Saved entries
◇ ◇ ◇ ◇ ◇ ◇ ◇

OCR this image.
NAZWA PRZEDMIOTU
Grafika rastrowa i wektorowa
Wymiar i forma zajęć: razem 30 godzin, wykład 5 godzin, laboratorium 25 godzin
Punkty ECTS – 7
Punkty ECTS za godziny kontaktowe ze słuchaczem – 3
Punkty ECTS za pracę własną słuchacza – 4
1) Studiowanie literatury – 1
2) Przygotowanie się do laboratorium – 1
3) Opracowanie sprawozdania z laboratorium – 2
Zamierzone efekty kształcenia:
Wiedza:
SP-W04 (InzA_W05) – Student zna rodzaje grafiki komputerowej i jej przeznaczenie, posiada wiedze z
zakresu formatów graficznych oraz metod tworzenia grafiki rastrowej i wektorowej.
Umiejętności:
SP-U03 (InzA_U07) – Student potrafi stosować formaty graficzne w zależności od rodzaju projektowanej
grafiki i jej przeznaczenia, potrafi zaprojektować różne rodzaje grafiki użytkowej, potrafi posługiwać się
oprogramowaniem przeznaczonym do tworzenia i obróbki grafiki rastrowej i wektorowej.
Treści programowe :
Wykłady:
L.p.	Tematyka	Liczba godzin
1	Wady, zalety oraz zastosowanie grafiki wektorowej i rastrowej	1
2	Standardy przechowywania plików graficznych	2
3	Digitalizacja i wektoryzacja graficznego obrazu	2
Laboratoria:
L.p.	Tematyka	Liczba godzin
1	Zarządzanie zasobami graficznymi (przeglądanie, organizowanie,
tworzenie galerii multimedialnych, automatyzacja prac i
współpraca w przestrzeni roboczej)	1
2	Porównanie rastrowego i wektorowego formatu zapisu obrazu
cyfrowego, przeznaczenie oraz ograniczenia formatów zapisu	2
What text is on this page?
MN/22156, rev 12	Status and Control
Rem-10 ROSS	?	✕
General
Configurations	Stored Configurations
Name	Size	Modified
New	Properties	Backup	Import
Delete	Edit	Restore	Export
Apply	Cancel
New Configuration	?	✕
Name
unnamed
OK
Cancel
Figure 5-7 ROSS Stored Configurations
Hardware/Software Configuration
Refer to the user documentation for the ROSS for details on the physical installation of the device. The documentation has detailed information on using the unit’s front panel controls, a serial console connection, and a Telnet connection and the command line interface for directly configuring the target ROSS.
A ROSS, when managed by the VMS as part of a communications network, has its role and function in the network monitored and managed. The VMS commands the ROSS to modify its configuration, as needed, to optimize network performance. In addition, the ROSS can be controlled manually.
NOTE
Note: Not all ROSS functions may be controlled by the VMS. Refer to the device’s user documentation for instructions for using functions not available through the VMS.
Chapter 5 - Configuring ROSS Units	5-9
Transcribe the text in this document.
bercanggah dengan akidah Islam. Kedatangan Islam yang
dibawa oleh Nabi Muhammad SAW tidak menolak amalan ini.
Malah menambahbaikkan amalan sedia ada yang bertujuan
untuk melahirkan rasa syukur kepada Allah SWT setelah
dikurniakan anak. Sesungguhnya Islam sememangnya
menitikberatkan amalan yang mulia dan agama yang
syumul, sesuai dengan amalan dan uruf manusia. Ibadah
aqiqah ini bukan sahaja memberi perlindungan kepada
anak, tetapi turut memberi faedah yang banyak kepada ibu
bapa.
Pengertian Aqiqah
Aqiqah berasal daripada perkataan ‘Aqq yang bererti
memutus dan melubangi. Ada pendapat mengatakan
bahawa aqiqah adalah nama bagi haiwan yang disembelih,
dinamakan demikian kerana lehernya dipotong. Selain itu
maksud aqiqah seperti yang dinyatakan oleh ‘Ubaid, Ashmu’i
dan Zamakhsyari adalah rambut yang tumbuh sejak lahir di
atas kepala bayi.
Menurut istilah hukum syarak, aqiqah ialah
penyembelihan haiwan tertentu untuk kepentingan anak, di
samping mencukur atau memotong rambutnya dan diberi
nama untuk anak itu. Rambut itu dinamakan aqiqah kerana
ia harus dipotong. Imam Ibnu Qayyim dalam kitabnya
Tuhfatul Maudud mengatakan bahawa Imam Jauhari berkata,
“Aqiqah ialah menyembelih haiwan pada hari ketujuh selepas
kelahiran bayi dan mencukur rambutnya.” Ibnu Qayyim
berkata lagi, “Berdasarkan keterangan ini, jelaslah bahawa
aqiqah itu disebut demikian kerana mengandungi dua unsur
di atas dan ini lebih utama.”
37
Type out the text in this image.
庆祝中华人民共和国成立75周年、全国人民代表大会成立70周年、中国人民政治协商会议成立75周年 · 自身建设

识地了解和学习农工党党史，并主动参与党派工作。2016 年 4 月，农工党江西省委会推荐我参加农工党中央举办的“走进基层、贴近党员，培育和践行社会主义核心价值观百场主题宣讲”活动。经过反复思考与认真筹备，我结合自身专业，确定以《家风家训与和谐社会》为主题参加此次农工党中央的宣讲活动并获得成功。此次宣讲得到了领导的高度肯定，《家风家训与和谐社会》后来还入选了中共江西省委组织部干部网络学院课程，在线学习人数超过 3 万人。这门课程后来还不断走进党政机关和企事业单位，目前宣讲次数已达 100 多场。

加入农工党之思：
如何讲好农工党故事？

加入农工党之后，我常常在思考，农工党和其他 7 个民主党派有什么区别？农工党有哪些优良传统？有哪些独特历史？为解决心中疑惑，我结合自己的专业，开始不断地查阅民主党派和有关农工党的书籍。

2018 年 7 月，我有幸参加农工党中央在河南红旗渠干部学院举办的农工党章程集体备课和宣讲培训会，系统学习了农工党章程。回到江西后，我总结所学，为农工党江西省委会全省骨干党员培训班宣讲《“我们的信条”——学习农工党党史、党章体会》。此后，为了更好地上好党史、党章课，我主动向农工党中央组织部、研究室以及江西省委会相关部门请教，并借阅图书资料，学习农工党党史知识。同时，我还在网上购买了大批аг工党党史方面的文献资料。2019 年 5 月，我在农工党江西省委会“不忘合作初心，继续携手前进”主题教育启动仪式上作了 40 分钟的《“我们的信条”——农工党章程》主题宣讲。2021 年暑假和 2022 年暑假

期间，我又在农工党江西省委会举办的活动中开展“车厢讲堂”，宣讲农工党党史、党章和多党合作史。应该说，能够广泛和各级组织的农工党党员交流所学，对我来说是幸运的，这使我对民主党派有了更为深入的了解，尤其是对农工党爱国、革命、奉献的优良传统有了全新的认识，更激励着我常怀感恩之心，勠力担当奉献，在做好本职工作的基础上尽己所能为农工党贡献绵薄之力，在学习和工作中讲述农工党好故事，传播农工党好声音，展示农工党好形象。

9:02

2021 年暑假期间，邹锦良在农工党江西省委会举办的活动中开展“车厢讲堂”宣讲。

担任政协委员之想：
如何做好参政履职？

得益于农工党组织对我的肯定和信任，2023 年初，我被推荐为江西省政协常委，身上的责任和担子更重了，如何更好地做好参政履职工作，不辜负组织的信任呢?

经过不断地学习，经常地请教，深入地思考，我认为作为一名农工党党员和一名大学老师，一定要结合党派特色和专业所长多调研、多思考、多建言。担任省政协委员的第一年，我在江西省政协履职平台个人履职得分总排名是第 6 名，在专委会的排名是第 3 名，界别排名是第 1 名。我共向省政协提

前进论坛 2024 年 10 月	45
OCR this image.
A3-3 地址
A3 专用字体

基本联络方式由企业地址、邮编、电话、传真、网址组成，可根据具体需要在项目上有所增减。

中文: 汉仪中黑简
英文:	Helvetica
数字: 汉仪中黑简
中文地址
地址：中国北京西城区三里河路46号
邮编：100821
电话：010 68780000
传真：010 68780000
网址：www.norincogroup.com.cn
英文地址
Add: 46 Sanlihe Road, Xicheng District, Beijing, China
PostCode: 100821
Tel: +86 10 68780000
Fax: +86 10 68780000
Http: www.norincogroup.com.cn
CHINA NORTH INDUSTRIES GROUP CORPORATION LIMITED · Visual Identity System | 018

◇ ◇ ◇ ◇ ◇ ◇ ◇

*Written instruction*
Extract all lines that hold the word "wektorowej".

*Answer*
zakresu formatów graficznych oraz metod tworzenia grafiki rastrowej i wektorowej.
oprogramowaniem przeznaczonym do tworzenia i obróbki grafiki rastrowej i wektorowej.
1	Wady, zalety oraz zastosowanie grafiki wektorowej i rastrowej	1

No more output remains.